**Provided records**
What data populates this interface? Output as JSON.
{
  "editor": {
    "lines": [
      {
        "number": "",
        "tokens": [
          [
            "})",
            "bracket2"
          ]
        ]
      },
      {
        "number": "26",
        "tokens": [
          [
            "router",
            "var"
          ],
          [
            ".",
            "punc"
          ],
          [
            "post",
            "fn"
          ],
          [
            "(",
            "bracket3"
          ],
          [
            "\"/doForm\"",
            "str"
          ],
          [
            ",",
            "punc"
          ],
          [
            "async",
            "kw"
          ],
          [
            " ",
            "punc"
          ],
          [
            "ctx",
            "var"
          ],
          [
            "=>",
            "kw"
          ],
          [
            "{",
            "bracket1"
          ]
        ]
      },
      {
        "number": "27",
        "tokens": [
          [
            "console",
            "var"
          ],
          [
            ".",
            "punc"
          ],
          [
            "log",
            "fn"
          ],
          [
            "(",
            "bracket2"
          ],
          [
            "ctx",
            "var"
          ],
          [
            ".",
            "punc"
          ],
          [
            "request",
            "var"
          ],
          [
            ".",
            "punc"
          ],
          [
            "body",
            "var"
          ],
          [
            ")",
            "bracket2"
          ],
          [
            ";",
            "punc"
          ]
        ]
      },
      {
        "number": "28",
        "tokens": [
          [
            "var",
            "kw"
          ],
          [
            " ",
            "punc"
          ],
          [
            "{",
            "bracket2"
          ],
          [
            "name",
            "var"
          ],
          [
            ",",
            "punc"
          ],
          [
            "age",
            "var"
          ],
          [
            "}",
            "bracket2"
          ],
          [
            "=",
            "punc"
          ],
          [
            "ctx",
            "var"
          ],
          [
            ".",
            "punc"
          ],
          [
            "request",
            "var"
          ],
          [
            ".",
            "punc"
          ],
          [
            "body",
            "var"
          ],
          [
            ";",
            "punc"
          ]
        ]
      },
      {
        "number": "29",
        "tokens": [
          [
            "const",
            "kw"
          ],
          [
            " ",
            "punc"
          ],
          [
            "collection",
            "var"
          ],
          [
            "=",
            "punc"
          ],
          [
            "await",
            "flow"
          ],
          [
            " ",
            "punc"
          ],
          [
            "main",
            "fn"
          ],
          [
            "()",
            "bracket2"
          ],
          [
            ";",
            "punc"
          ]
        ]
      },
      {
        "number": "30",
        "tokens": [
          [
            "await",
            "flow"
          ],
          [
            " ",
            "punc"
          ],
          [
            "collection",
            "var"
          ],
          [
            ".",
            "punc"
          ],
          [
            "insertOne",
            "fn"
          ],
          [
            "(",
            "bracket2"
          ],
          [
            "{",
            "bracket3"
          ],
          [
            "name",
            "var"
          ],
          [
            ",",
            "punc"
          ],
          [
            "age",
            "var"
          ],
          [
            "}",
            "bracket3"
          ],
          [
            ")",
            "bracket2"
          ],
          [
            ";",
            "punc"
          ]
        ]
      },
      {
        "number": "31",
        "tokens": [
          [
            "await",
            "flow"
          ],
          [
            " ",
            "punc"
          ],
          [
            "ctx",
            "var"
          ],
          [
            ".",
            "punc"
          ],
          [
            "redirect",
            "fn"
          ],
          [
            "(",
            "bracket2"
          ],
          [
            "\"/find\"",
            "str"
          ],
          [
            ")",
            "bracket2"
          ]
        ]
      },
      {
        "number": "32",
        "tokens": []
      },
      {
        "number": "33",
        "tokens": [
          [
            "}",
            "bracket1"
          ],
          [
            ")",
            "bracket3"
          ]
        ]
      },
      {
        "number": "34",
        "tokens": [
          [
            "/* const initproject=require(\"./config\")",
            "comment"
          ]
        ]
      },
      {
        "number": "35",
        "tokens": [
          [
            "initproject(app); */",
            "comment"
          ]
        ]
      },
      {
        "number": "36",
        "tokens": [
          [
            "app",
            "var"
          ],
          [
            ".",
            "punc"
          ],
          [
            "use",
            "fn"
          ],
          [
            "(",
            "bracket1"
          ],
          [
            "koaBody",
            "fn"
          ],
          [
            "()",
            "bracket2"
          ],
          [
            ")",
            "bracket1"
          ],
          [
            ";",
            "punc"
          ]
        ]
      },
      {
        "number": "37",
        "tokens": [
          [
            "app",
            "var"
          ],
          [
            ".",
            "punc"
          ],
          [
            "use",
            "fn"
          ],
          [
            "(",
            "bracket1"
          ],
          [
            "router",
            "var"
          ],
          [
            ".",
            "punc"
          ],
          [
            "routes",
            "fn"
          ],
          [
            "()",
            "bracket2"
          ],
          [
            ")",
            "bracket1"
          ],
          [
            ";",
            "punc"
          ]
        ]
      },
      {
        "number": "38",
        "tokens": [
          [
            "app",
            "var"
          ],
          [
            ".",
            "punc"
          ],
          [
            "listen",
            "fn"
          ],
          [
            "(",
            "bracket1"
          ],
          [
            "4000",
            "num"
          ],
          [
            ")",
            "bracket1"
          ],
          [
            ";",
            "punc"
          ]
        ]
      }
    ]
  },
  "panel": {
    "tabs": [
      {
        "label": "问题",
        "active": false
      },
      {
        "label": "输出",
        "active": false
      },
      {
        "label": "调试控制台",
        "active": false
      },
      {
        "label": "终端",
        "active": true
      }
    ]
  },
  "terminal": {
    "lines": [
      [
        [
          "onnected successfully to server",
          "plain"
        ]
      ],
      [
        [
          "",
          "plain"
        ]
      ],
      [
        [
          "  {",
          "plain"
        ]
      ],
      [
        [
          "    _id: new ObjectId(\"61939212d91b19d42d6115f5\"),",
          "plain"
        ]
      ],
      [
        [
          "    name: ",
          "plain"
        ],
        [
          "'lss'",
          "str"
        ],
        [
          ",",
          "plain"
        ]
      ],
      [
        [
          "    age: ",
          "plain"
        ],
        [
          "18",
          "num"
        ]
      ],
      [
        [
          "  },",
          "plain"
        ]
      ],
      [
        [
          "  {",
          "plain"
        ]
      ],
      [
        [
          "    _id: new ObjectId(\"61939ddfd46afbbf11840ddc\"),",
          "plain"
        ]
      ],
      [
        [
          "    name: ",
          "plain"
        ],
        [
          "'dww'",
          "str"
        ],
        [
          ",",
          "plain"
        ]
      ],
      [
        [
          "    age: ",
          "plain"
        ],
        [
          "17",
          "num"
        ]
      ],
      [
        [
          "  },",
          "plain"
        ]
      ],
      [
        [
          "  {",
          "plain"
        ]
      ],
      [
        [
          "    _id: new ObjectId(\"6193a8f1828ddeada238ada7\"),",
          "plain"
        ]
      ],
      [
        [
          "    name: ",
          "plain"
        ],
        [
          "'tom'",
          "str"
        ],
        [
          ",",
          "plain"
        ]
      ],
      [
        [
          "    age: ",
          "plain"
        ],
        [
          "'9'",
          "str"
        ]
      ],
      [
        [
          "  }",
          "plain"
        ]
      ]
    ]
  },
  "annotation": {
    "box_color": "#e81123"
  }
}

**What this task involves**
Every entry should be output exactly as written, please.

**Solution below**
What data populates this interface? Output as JSON.
{
  "editor": {
    "lines": [
      {
        "number": "",
        "tokens": [
          [
            "})",
            "bracket2"
          ]
        ]
      },
      {
        "number": "26",
        "tokens": [
          [
            "router",
            "var"
          ],
          [
            ".",
            "punc"
          ],
          [
            "post",
            "fn"
          ],
          [
            "(",
            "bracket3"
          ],
          [
            "\"/doForm\"",
            "str"
          ],
          [
            ",",
            "punc"
          ],
          [
            "async",
            "kw"
          ],
          [
            " ",
            "punc"
          ],
          [
            "ctx",
            "var"
          ],
          [
            "=>",
            "kw"
          ],
          [
            "{",
            "bracket1"
          ]
        ]
      },
      {
        "number": "27",
        "tokens": [
          [
            "console",
            "var"
          ],
          [
            ".",
            "punc"
          ],
          [
            "log",
            "fn"
          ],
          [
            "(",
            "bracket2"
          ],
          [
            "ctx",
            "var"
          ],
          [
            ".",
            "punc"
          ],
          [
            "request",
            "var"
          ],
          [
            ".",
            "punc"
          ],
          [
            "body",
            "var"
          ],
          [
            ")",
            "bracket2"
          ],
          [
            ";",
            "punc"
          ]
        ]
      },
      {
        "number": "28",
        "tokens": [
          [
            "var",
            "kw"
          ],
          [
            " ",
            "punc"
          ],
          [
            "{",
            "bracket2"
          ],
          [
            "name",
            "var"
          ],
          [
            ",",
            "punc"
          ],
          [
            "age",
            "var"
          ],
          [
            "}",
            "bracket2"
          ],
          [
            "=",
            "punc"
          ],
          [
            "ctx",
            "var"
          ],
          [
            ".",
            "punc"
          ],
          [
            "request",
            "var"
          ],
          [
            ".",
            "punc"
          ],
          [
            "body",
            "var"
          ],
          [
            ";",
            "punc"
          ]
        ]
      },
      {
        "number": "29",
        "tokens": [
          [
            "const",
            "kw"
          ],
          [
            " ",
            "punc"
          ],
          [
            "collection",
            "var"
          ],
          [
            "=",
            "punc"
          ],
          [
            "await",
            "flow"
          ],
          [
            " ",
            "punc"
          ],
          [
            "main",
            "fn"
          ],
          [
            "()",
            "bracket2"
          ],
          [
            ";",
            "punc"
          ]
        ]
      },
      {
        "number": "30",
        "tokens": [
          [
            "await",
            "flow"
          ],
          [
            " ",
            "punc"
          ],
          [
            "collection",
            "var"
          ],
          [
            ".",
            "punc"
          ],
          [
            "insertOne",
            "fn"
          ],
          [
            "(",
            "bracket2"
          ],
          [
            "{",
            "bracket3"
          ],
          [
            "name",
            "var"
          ],
          [
            ",",
            "punc"
          ],
          [
            "age",
            "var"
          ],
          [
            "}",
            "bracket3"
          ],
          [
            ")",
            "bracket2"
          ],
          [
            ";",
            "punc"
          ]
        ]
      },
      {
        "number": "31",
        "tokens": [
          [
            "await",
            "flow"
          ],
          [
            " ",
            "punc"
          ],
          [
            "ctx",
            "var"
          ],
          [
            ".",
            "punc"
          ],
          [
            "redirect",
            "fn"
          ],
          [
            "(",
            "bracket2"
          ],
          [
            "\"/find\"",
            "str"
          ],
          [
            ")",
            "bracket2"
          ]
        ]
      },
      {
        "number": "32",
        "tokens": []
      },
      {
        "number": "33",
        "tokens": [
          [
            "}",
            "bracket1"
          ],
          [
            ")",
            "bracket3"
          ]
        ]
      },
      {
        "number": "34",
        "tokens": [
          [
            "/* const initproject=require(\"./config\")",
            "comment"
          ]
        ]
      },
      {
        "number": "35",
        "tokens": [
          [
            "initproject(app); */",
            "comment"
          ]
        ]
      },
      {
        "number": "36",
        "tokens": [
          [
            "app",
            "var"
          ],
          [
            ".",
            "punc"
          ],
          [
            "use",
            "fn"
          ],
          [
            "(",
            "bracket1"
          ],
          [
            "koaBody",
            "fn"
          ],
          [
            "()",
            "bracket2"
          ],
          [
            ")",
            "bracket1"
          ],
          [
            ";",
            "punc"
          ]
        ]
      },
      {
        "number": "37",
        "tokens": [
          [
            "app",
            "var"
          ],
          [
            ".",
            "punc"
          ],
          [
            "use",
            "fn"
          ],
          [
            "(",
            "bracket1"
          ],
          [
            "router",
            "var"
          ],
          [
            ".",
            "punc"
          ],
          [
            "routes",
            "fn"
          ],
          [
            "()",
            "bracket2"
          ],
          [
            ")",
            "bracket1"
          ],
          [
            ";",
            "punc"
          ]
        ]
      },
      {
        "number": "38",
        "tokens": [
          [
            "app",
            "var"
          ],
          [
            ".",
            "punc"
          ],
          [
            "listen",
            "fn"
          ],
          [
            "(",
            "bracket1"
          ],
          [
            "4000",
            "num"
          ],
          [
            ")",
            "bracket1"
          ],
          [
            ";",
            "punc"
          ]
        ]
      }
    ]
  },
  "panel": {
    "tabs": [
      {
        "label": "问题",
        "active": false
      },
      {
        "label": "输出",
        "active": false
      },
      {
        "label": "调试控制台",
        "active": false
      },
      {
        "label": "终端",
        "active": true
      }
    ]
  },
  "terminal": {
    "lines": [
      [
        [
          "onnected successfully to server",
          "plain"
        ]
      ],
      [
        [
          "",
          "plain"
        ]
      ],
      [
        [
          "  {",
          "plain"
        ]
      ],
      [
        [
          "    _id: new ObjectId(\"61939212d91b19d42d6115f5\"),",
          "plain"
        ]
      ],
      [
        [
          "    name: ",
          "plain"
        ],
        [
          "'lss'",
          "str"
        ],
        [
          ",",
          "plain"
        ]
      ],
      [
        [
          "    age: ",
          "plain"
        ],
        [
          "18",
          "num"
        ]
      ],
      [
        [
          "  },",
          "plain"
        ]
      ],
      [
        [
          "  {",
          "plain"
        ]
      ],
      [
        [
          "    _id: new ObjectId(\"61939ddfd46afbbf11840ddc\"),",
          "plain"
        ]
      ],
      [
        [
          "    name: ",
          "plain"
        ],
        [
          "'dww'",
          "str"
        ],
        [
          ",",
          "plain"
        ]
      ],
      [
        [
          "    age: ",
          "plain"
        ],
        [
          "17",
          "num"
        ]
      ],
      [
        [
          "  },",
          "plain"
        ]
      ],
      [
        [
          "  {",
          "plain"
        ]
      ],
      [
        [
          "    _id: new ObjectId(\"6193a8f1828ddeada238ada7\"),",
          "plain"
        ]
      ],
      [
        [
          "    name: ",
          "plain"
        ],
        [
          "'tom'",
          "str"
        ],
        [
          ",",
          "plain"
        ]
      ],
      [
        [
          "    age: ",
          "plain"
        ],
        [
          "'9'",
          "str"
        ]
      ],
      [
        [
          "  }",
          "plain"
        ]
      ]
    ]
  },
  "annotation": {
    "box_color": "#e81123"
  }
}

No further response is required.